Supplied records:
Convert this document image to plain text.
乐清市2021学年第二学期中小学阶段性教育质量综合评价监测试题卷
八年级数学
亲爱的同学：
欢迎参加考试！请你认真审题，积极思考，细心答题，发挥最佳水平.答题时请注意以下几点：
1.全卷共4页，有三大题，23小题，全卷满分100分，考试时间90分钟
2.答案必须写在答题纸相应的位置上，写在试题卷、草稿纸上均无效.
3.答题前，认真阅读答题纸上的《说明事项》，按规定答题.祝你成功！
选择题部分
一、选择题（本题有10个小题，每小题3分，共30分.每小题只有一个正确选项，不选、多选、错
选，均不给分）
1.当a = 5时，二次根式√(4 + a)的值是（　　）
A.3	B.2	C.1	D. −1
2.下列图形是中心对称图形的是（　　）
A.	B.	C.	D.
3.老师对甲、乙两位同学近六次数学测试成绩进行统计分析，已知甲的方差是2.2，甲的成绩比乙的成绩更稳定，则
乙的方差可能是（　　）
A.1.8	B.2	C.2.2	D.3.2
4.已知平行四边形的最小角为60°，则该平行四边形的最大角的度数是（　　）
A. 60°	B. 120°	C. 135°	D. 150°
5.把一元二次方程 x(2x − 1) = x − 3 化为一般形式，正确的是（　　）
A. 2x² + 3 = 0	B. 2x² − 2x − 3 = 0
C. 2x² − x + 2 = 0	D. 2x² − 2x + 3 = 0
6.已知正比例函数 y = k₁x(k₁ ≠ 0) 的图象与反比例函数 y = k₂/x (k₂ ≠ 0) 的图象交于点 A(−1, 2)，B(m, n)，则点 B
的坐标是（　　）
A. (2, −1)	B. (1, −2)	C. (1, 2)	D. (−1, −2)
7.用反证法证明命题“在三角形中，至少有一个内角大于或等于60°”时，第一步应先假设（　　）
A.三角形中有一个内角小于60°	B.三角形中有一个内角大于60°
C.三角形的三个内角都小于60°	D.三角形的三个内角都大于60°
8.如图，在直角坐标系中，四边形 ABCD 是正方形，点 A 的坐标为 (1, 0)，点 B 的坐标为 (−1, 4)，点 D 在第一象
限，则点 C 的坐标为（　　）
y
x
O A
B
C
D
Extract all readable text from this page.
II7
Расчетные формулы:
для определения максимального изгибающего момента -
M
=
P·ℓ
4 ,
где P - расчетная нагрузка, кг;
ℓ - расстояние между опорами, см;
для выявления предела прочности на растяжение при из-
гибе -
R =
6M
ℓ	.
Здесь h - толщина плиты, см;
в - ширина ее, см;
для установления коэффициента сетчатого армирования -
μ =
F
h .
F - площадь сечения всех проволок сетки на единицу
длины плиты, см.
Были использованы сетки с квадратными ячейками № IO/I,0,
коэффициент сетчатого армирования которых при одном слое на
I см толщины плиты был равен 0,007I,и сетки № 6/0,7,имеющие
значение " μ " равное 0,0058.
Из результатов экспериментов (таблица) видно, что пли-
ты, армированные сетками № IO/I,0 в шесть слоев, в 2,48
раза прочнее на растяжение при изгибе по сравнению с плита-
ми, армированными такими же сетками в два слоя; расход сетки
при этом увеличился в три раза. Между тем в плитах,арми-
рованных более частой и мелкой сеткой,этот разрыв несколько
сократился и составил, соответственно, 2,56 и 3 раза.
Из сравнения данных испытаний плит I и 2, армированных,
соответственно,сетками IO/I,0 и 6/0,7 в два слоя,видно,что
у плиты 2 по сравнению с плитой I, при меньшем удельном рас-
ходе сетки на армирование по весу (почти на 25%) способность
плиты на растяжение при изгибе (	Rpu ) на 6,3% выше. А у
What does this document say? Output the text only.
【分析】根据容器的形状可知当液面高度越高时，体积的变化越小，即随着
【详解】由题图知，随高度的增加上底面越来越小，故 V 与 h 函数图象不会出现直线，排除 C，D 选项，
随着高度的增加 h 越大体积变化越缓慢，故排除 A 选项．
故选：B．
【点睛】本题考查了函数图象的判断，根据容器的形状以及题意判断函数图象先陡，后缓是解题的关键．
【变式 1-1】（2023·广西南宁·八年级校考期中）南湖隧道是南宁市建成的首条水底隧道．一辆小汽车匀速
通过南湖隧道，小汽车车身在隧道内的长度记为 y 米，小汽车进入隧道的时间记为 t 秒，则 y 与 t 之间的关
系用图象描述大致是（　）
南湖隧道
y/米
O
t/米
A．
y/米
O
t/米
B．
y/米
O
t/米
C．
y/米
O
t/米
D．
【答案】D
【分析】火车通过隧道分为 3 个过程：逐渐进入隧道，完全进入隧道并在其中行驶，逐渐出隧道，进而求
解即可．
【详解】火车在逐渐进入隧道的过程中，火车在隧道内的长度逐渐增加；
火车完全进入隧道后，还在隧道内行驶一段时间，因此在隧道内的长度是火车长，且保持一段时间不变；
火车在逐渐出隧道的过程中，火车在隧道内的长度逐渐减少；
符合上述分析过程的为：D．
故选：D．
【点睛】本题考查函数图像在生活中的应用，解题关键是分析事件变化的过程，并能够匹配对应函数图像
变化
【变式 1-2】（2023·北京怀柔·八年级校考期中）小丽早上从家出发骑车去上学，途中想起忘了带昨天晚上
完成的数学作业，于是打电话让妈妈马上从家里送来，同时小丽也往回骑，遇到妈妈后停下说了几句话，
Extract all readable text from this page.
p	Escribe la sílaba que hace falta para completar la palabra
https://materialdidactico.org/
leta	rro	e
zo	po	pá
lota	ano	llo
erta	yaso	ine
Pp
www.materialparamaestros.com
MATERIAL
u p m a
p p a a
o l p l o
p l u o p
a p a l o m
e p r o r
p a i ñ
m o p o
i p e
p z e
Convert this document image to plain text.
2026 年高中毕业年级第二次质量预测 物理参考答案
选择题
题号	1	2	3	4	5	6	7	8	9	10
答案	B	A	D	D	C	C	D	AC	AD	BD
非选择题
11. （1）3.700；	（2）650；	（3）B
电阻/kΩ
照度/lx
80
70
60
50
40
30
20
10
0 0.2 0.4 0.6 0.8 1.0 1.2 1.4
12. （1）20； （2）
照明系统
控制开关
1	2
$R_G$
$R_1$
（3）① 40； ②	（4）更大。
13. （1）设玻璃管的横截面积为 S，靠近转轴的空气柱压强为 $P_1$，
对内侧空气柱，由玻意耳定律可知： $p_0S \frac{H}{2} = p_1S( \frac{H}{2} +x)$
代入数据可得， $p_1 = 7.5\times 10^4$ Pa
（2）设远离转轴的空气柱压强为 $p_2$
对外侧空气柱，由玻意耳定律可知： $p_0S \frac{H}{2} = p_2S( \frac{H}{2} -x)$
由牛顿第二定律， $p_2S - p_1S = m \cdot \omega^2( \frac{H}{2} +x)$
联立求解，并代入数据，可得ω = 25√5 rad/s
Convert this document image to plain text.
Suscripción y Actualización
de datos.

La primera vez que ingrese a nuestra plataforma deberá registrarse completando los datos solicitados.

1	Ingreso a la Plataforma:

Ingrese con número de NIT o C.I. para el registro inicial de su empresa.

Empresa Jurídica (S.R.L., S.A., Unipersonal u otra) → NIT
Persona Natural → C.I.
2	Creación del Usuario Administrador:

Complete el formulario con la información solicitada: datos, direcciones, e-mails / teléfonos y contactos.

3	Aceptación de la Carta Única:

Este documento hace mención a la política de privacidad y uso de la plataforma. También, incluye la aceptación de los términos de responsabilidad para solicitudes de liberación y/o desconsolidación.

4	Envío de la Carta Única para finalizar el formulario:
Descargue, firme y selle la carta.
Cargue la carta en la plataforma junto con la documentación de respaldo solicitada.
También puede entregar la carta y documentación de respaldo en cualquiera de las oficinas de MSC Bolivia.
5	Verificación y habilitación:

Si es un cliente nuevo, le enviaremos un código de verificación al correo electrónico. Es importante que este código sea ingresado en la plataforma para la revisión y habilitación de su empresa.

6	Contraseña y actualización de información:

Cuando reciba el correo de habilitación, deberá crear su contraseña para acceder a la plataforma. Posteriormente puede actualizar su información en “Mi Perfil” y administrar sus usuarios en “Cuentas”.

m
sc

Requirement:
For each line above that contains the word "respaldo", copy that line.

Reply:
Cargue la carta en la plataforma junto con la documentación de respaldo solicitada.
También puede entregar la carta y documentación de respaldo en cualquiera de las oficinas de MSC Bolivia.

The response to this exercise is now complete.